Task to complete → Read through the entries below and return each line with the word "text".

Dataset excerpt
_____

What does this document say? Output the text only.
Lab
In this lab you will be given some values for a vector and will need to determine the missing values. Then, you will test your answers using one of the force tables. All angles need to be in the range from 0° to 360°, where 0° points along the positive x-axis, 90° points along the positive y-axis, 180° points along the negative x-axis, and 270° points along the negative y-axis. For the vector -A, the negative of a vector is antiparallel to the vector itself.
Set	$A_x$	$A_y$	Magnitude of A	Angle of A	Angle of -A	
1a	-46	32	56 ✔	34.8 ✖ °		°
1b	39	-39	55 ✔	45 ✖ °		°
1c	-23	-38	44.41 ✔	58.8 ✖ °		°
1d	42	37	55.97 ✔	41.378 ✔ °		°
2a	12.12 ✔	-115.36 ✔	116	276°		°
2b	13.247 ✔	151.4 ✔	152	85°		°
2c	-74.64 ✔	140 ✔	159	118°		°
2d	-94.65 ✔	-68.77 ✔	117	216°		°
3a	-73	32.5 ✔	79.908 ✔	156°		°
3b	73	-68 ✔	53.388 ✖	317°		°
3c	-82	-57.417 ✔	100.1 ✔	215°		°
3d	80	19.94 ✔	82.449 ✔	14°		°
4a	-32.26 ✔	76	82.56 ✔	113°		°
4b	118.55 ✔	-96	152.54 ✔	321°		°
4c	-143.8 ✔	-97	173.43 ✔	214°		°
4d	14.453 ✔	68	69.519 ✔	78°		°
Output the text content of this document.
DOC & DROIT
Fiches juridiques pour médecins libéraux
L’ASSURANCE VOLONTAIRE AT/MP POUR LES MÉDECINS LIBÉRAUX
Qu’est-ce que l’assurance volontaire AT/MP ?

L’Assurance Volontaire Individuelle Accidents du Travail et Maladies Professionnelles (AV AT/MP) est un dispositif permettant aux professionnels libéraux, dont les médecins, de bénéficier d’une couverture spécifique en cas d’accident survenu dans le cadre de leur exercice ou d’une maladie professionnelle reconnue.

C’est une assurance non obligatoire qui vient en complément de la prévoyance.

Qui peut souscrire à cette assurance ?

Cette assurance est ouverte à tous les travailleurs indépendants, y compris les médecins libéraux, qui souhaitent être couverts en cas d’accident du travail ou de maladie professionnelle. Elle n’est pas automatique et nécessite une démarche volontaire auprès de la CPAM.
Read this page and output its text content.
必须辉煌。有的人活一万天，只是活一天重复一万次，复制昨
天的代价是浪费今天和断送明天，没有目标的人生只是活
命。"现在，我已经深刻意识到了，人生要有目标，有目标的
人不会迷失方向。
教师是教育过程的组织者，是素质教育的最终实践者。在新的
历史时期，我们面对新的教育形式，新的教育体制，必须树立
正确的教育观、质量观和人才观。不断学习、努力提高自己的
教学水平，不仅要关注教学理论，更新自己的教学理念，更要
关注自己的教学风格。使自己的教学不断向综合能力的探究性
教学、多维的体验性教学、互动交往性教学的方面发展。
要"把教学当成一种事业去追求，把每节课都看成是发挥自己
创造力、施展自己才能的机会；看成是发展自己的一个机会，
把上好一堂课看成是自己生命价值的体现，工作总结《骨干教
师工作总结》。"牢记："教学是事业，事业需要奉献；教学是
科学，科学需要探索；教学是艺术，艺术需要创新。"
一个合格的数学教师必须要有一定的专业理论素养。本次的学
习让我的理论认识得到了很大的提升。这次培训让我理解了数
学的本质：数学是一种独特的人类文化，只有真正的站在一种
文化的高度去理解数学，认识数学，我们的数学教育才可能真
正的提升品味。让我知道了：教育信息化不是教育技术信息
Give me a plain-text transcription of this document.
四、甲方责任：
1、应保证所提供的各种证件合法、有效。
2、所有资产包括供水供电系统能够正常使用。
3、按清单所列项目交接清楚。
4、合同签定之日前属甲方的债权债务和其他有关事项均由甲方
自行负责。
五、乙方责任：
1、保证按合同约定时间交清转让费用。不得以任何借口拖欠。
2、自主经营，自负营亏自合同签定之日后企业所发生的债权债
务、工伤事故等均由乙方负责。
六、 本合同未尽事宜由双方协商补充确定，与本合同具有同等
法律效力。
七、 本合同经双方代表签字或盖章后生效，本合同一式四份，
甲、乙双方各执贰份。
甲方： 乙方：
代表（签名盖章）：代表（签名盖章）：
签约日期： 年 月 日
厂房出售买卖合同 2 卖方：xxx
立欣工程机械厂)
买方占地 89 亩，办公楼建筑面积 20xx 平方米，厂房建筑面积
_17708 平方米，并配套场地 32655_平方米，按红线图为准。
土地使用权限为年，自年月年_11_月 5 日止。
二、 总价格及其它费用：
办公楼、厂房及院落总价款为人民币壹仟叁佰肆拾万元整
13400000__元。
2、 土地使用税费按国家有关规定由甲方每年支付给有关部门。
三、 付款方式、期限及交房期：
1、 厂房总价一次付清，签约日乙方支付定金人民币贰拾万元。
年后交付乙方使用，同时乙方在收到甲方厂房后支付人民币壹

_____

Full response →
What does this document say? Output the text only.
Output the text content of this document.
Read this page and output its text content.
Give me a plain-text transcription of this document.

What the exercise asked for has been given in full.